Records to process:
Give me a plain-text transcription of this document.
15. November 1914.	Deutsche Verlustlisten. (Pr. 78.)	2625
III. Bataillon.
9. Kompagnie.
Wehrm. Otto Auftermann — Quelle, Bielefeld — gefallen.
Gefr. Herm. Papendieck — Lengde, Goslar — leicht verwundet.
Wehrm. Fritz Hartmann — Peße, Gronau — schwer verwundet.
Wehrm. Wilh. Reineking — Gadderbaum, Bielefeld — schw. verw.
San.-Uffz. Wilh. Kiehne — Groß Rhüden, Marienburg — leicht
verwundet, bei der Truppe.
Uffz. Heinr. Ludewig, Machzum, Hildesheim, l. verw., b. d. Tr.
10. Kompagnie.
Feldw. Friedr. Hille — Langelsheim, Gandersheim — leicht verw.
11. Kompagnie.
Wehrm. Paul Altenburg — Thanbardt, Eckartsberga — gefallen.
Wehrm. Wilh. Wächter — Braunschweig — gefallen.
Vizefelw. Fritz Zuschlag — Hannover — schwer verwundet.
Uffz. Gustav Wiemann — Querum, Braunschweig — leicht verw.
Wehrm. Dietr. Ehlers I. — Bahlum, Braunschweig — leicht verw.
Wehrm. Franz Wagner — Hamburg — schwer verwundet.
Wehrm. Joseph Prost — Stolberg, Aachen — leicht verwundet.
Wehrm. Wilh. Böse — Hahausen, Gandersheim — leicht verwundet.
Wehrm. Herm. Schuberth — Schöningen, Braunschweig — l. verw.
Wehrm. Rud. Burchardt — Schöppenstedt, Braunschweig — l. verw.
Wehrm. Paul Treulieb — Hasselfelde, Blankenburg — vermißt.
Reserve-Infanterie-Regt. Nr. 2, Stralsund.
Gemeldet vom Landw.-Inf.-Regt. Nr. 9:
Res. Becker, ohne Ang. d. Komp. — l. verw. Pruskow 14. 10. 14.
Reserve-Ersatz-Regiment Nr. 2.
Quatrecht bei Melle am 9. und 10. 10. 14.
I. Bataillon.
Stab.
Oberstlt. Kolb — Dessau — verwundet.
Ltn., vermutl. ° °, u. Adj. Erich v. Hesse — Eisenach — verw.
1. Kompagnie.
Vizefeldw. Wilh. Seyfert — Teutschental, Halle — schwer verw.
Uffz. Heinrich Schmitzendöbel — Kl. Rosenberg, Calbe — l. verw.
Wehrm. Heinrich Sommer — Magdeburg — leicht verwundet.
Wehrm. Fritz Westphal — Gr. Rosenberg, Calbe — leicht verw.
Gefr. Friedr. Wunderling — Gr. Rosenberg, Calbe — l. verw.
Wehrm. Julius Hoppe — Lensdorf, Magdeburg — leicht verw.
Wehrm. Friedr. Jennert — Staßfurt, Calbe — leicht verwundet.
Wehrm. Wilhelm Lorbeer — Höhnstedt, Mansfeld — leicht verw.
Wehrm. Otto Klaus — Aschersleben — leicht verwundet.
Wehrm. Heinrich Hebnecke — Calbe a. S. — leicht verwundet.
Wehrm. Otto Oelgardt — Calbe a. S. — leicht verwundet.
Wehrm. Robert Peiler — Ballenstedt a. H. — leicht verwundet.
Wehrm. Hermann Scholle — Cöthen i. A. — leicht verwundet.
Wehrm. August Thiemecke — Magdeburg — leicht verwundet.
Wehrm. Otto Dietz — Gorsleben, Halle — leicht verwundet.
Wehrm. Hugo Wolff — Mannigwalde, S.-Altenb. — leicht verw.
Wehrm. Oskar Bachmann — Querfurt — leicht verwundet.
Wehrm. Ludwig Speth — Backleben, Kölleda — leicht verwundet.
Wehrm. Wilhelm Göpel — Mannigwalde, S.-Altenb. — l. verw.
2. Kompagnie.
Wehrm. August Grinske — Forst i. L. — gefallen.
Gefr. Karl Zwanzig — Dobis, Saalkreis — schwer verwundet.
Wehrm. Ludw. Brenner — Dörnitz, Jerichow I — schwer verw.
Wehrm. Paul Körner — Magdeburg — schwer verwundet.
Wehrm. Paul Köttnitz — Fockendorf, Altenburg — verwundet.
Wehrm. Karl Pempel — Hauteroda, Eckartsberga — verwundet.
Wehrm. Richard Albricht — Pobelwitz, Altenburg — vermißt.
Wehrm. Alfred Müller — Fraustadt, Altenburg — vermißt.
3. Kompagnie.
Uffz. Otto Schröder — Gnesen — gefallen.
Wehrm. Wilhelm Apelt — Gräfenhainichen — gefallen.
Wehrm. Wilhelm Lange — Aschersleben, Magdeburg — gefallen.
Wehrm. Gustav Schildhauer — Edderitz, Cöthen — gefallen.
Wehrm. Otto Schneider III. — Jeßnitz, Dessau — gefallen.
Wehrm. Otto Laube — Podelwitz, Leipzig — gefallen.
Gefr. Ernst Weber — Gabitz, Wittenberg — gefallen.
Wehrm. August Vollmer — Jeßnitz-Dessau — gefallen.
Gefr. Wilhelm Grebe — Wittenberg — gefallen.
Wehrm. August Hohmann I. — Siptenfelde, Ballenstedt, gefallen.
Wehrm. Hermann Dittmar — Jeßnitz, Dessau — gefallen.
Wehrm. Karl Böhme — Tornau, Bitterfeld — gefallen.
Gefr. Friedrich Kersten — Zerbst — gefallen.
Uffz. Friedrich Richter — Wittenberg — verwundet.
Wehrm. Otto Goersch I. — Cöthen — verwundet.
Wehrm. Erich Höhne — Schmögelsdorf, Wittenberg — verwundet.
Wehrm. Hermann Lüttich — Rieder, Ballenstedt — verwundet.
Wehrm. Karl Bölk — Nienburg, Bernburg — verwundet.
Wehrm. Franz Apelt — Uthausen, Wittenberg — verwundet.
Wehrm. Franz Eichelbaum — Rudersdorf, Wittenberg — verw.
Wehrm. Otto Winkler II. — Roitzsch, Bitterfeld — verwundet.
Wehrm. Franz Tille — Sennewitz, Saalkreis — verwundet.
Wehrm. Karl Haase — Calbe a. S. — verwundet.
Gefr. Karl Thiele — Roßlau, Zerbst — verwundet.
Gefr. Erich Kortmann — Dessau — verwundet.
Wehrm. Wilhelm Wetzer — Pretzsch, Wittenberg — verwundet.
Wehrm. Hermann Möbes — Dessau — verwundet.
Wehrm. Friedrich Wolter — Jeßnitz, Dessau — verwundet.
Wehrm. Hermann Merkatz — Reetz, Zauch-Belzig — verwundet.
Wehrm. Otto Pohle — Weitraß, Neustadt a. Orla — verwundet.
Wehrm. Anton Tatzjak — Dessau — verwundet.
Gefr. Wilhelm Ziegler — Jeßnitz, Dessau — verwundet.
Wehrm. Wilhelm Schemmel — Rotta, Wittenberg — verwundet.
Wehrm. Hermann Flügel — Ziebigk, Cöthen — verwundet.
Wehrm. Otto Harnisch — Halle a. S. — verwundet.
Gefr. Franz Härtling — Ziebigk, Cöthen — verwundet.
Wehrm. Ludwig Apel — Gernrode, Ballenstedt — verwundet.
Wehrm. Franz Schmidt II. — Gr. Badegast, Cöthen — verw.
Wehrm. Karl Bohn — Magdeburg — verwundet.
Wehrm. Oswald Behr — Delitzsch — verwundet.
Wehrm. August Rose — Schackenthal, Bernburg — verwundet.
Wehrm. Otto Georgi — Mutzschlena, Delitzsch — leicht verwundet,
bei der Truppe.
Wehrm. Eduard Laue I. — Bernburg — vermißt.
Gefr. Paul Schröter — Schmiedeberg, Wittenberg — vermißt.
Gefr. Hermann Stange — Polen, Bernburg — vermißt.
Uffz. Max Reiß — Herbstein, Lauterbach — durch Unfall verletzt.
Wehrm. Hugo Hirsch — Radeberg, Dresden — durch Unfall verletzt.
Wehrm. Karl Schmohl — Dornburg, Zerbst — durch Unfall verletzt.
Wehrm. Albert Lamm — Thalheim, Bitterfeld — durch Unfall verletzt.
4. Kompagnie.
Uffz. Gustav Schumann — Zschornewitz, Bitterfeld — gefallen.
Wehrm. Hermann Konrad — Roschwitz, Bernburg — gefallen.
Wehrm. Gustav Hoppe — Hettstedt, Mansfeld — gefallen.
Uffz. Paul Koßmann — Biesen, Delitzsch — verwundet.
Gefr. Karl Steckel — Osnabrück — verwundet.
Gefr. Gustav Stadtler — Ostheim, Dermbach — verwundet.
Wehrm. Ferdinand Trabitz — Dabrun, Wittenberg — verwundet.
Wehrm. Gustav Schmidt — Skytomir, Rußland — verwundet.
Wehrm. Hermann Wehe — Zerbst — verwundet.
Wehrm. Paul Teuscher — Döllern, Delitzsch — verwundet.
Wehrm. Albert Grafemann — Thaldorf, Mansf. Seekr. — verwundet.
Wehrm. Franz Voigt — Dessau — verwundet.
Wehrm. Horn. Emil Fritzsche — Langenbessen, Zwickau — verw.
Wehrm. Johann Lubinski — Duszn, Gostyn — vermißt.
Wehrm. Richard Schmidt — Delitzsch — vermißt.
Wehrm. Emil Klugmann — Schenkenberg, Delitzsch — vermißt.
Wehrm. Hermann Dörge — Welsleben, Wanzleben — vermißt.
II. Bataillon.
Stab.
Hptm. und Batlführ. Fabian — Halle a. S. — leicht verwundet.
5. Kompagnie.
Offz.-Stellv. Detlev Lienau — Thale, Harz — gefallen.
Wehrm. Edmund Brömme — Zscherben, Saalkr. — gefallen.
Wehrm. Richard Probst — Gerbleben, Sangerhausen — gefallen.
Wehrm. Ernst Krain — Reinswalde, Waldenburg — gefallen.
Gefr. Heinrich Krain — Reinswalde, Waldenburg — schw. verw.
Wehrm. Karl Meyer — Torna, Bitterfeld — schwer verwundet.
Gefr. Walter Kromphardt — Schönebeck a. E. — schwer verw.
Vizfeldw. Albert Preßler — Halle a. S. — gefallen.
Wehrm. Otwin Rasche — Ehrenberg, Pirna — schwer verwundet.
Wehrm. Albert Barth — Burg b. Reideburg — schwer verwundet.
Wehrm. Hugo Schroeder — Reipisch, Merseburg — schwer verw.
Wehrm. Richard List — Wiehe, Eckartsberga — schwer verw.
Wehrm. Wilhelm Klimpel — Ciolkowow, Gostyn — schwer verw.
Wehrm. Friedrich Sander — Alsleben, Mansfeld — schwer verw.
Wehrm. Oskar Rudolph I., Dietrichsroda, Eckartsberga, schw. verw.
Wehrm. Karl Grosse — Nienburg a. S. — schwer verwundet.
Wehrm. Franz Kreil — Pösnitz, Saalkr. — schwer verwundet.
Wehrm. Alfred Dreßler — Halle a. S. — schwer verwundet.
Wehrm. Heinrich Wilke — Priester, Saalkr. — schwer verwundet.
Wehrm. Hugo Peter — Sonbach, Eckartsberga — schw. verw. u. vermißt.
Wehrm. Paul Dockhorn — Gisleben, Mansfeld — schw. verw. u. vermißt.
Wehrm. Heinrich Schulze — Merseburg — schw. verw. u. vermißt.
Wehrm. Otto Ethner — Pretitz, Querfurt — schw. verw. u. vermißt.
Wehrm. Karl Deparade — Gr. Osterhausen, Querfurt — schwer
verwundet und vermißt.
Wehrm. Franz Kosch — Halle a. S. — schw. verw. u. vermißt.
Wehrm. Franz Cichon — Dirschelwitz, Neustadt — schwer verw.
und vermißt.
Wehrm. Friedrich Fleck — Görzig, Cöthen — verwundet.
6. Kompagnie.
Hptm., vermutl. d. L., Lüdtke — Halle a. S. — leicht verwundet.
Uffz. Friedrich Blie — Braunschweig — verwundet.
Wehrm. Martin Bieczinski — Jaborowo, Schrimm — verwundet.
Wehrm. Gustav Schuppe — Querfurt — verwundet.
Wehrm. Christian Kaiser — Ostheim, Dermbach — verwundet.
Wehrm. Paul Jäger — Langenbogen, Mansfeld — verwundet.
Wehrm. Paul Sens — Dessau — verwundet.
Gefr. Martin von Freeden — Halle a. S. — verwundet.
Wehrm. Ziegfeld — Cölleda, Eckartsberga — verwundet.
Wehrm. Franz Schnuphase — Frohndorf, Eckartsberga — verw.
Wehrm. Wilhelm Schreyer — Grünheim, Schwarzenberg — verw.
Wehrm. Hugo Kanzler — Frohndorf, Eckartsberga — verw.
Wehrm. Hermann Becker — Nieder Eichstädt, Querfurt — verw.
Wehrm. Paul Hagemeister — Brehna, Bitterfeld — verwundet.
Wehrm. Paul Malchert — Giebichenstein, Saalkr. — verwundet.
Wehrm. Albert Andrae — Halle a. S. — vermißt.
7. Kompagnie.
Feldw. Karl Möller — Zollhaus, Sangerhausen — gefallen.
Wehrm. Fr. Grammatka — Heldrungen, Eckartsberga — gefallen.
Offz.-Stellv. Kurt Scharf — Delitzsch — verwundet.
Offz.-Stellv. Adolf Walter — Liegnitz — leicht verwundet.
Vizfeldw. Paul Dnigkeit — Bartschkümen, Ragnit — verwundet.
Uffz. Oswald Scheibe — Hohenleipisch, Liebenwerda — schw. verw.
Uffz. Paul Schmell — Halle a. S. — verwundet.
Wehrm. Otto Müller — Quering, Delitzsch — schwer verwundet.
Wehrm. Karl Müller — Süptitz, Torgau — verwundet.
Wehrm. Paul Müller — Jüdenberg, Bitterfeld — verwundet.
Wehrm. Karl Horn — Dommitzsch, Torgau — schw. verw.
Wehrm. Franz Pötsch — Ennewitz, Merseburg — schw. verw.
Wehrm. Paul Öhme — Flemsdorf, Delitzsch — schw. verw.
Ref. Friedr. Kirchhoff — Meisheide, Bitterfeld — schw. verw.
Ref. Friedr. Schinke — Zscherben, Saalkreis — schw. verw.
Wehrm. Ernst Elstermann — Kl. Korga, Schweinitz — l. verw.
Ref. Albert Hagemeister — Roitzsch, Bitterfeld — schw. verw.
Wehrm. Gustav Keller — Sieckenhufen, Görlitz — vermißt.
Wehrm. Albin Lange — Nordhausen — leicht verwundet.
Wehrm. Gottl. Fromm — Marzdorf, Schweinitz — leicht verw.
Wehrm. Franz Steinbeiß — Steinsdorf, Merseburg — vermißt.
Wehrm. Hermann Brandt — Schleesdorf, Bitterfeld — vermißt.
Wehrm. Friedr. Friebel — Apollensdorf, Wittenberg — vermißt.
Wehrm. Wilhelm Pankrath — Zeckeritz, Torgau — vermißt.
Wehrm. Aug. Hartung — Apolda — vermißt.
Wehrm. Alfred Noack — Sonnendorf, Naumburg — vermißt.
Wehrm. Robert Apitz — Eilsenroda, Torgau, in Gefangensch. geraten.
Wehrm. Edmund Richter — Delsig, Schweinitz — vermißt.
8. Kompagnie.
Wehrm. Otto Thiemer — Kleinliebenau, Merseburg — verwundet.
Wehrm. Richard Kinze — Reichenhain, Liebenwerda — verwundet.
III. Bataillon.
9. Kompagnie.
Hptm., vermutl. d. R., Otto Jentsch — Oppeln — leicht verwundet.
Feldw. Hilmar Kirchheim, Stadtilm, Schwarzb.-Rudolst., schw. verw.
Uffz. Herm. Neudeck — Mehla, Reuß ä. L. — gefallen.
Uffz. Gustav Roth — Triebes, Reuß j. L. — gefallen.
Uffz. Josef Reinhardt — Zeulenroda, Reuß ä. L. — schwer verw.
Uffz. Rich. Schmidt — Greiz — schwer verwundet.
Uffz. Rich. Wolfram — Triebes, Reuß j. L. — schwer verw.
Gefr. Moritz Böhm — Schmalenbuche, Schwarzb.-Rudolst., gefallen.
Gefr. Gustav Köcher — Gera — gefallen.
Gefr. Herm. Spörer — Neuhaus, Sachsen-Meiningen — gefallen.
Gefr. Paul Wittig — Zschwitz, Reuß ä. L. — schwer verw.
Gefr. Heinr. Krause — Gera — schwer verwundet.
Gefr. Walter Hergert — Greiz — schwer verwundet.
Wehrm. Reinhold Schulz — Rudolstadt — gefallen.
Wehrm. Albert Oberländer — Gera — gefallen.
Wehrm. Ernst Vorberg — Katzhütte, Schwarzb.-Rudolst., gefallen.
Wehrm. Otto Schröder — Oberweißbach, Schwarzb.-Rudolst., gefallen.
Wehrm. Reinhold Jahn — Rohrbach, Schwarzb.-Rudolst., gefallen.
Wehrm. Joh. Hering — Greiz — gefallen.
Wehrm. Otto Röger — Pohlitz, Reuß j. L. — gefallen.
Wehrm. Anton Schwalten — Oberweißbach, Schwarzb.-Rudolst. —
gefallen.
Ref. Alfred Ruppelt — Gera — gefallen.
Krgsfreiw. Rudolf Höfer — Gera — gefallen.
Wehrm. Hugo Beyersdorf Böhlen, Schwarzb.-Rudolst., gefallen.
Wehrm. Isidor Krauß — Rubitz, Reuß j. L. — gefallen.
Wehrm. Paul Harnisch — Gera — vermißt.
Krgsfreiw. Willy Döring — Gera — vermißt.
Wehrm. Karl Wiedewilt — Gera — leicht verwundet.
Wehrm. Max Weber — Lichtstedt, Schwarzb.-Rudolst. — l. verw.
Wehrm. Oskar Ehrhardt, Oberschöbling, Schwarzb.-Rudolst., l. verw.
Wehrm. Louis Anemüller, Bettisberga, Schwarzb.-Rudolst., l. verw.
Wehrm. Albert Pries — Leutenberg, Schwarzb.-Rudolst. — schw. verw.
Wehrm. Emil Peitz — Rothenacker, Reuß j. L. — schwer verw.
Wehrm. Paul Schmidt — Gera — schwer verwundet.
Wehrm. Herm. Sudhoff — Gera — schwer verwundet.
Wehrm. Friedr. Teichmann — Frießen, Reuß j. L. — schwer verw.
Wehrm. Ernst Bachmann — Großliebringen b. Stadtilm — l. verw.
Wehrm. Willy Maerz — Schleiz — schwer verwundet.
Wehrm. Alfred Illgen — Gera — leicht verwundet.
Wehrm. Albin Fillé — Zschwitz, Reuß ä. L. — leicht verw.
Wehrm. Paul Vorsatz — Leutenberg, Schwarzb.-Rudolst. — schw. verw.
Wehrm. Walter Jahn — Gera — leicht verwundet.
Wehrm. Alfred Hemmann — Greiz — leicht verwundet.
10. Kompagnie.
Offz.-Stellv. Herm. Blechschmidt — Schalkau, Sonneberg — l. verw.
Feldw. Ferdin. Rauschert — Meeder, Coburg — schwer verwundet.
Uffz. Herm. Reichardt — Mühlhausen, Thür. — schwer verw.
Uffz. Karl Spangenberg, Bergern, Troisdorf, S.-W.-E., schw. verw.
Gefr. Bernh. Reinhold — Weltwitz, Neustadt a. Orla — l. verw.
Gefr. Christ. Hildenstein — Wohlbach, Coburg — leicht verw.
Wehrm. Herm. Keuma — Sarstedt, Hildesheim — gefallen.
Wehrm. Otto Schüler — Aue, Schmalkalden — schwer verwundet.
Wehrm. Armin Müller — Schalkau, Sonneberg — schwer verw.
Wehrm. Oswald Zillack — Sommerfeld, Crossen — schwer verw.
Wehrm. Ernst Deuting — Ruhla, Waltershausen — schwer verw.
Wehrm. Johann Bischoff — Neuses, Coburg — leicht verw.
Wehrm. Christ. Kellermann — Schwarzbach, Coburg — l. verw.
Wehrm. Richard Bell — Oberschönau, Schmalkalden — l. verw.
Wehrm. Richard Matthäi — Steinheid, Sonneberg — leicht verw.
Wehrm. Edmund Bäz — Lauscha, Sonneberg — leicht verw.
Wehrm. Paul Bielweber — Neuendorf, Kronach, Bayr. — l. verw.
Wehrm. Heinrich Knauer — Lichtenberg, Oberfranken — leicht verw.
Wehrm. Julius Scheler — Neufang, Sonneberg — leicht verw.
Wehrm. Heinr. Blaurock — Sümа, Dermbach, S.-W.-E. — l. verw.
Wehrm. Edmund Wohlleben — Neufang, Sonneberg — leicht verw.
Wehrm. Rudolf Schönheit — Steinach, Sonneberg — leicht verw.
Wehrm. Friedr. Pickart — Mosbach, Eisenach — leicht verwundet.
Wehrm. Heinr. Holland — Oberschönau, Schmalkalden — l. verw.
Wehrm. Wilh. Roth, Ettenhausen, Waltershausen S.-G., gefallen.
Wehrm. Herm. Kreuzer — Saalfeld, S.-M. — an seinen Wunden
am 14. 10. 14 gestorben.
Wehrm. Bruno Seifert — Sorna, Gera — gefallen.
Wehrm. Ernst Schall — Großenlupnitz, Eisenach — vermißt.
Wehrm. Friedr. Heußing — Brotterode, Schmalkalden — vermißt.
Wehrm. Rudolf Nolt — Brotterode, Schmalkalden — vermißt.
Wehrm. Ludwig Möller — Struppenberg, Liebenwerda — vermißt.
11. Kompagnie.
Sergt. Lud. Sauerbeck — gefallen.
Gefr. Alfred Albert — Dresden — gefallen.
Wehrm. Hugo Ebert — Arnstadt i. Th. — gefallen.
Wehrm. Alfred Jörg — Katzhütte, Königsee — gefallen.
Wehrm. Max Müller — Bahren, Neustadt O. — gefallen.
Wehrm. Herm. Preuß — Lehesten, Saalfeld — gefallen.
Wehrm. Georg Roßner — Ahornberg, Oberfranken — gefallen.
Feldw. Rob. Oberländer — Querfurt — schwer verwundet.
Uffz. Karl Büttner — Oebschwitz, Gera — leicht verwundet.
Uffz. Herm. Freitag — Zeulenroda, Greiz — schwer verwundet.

Exercise:
Go through the material line by line. Show each line that contains the string "Martin".

Worked answer:
Wehrm. Martin Bieczinski — Jaborowo, Schrimm — verwundet.
Gefr. Martin von Freeden — Halle a. S. — verwundet.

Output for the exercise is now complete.